Task requirements: From the entries below, say how many lines carry the word "иные", and give nothing but the number.

Task inputs:
+---+

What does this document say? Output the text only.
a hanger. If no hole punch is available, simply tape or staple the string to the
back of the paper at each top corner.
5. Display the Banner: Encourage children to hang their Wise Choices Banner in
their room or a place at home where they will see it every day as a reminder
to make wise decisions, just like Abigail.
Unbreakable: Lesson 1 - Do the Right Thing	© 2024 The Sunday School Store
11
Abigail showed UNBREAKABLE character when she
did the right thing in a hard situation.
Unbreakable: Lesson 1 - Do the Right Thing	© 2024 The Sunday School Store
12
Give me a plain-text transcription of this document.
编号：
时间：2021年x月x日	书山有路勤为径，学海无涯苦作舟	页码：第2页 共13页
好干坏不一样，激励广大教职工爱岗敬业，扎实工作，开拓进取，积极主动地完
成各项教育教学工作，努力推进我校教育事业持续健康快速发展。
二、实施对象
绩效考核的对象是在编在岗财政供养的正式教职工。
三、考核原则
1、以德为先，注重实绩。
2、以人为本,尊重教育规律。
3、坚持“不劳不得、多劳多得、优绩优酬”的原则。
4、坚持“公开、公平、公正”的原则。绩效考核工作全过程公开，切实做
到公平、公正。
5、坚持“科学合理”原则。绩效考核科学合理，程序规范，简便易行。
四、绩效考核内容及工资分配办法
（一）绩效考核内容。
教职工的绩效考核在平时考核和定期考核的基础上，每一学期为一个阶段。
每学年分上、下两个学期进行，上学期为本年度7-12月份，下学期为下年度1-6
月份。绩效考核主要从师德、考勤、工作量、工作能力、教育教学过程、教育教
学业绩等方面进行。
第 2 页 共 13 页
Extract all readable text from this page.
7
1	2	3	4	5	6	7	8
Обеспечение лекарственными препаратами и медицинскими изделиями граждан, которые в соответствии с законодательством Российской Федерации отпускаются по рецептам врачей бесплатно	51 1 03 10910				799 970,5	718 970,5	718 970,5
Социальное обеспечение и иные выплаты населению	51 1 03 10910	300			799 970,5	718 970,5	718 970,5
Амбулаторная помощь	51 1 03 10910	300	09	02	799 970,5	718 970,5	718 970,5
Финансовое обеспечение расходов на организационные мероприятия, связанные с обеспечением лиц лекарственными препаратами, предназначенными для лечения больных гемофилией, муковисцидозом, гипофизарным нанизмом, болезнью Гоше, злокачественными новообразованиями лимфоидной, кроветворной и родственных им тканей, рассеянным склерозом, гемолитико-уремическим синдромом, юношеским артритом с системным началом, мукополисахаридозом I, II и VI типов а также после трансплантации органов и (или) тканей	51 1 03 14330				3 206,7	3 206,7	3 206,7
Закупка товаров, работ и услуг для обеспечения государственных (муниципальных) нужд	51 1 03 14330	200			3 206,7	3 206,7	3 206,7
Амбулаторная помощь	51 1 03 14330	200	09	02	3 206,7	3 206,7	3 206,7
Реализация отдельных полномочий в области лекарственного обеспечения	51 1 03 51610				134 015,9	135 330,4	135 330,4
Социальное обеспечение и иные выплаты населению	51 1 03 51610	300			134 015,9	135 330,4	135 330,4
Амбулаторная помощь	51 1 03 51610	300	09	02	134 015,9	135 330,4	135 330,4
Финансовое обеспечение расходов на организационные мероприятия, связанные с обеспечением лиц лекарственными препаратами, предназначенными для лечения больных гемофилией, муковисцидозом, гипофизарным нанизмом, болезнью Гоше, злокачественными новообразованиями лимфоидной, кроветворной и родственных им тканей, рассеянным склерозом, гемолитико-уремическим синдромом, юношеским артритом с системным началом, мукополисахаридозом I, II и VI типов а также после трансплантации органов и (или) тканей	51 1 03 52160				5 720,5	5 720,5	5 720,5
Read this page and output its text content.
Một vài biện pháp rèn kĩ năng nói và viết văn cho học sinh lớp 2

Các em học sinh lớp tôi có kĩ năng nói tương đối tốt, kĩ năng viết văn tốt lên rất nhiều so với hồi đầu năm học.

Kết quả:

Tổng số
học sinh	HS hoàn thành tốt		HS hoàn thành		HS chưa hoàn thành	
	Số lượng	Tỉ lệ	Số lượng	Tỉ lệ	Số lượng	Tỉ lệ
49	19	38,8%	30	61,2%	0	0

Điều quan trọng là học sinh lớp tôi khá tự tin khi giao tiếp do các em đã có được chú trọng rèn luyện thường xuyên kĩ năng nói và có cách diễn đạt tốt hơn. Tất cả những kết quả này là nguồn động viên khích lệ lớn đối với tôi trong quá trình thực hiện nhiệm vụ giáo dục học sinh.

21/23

+---+

Exercise result: 2